--- START Records for this task ---
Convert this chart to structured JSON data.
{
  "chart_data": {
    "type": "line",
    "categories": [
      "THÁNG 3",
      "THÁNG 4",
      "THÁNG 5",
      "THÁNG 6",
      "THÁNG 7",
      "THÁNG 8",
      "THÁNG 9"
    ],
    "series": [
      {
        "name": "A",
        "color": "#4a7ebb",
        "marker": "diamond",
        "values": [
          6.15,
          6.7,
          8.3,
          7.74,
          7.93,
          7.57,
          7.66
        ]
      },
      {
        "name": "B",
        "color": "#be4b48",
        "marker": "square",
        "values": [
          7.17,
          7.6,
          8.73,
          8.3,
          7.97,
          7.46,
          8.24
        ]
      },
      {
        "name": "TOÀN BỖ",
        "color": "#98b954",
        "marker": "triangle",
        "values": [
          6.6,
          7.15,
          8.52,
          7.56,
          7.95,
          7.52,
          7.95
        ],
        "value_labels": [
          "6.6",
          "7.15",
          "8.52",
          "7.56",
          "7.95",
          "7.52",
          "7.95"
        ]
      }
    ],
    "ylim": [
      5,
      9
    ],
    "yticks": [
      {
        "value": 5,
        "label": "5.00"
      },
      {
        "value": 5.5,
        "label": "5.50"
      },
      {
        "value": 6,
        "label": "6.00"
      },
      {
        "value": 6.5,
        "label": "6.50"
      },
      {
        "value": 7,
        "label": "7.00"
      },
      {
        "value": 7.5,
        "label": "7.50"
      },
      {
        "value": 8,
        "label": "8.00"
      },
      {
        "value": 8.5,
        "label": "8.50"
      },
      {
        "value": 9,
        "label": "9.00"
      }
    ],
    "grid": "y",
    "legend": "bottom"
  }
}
--- END Records for this task ---
» Prompt: Extract each entry in full and write it down exactly.

» Answer to this problem:
Convert this chart to structured JSON data.
{
  "chart_data": {
    "type": "line",
    "categories": [
      "THÁNG 3",
      "THÁNG 4",
      "THÁNG 5",
      "THÁNG 6",
      "THÁNG 7",
      "THÁNG 8",
      "THÁNG 9"
    ],
    "series": [
      {
        "name": "A",
        "color": "#4a7ebb",
        "marker": "diamond",
        "values": [
          6.15,
          6.7,
          8.3,
          7.74,
          7.93,
          7.57,
          7.66
        ]
      },
      {
        "name": "B",
        "color": "#be4b48",
        "marker": "square",
        "values": [
          7.17,
          7.6,
          8.73,
          8.3,
          7.97,
          7.46,
          8.24
        ]
      },
      {
        "name": "TOÀN BỖ",
        "color": "#98b954",
        "marker": "triangle",
        "values": [
          6.6,
          7.15,
          8.52,
          7.56,
          7.95,
          7.52,
          7.95
        ],
        "value_labels": [
          "6.6",
          "7.15",
          "8.52",
          "7.56",
          "7.95",
          "7.52",
          "7.95"
        ]
      }
    ],
    "ylim": [
      5,
      9
    ],
    "yticks": [
      {
        "value": 5,
        "label": "5.00"
      },
      {
        "value": 5.5,
        "label": "5.50"
      },
      {
        "value": 6,
        "label": "6.00"
      },
      {
        "value": 6.5,
        "label": "6.50"
      },
      {
        "value": 7,
        "label": "7.00"
      },
      {
        "value": 7.5,
        "label": "7.50"
      },
      {
        "value": 8,
        "label": "8.00"
      },
      {
        "value": 8.5,
        "label": "8.50"
      },
      {
        "value": 9,
        "label": "9.00"
      }
    ],
    "grid": "y",
    "legend": "bottom"
  }
}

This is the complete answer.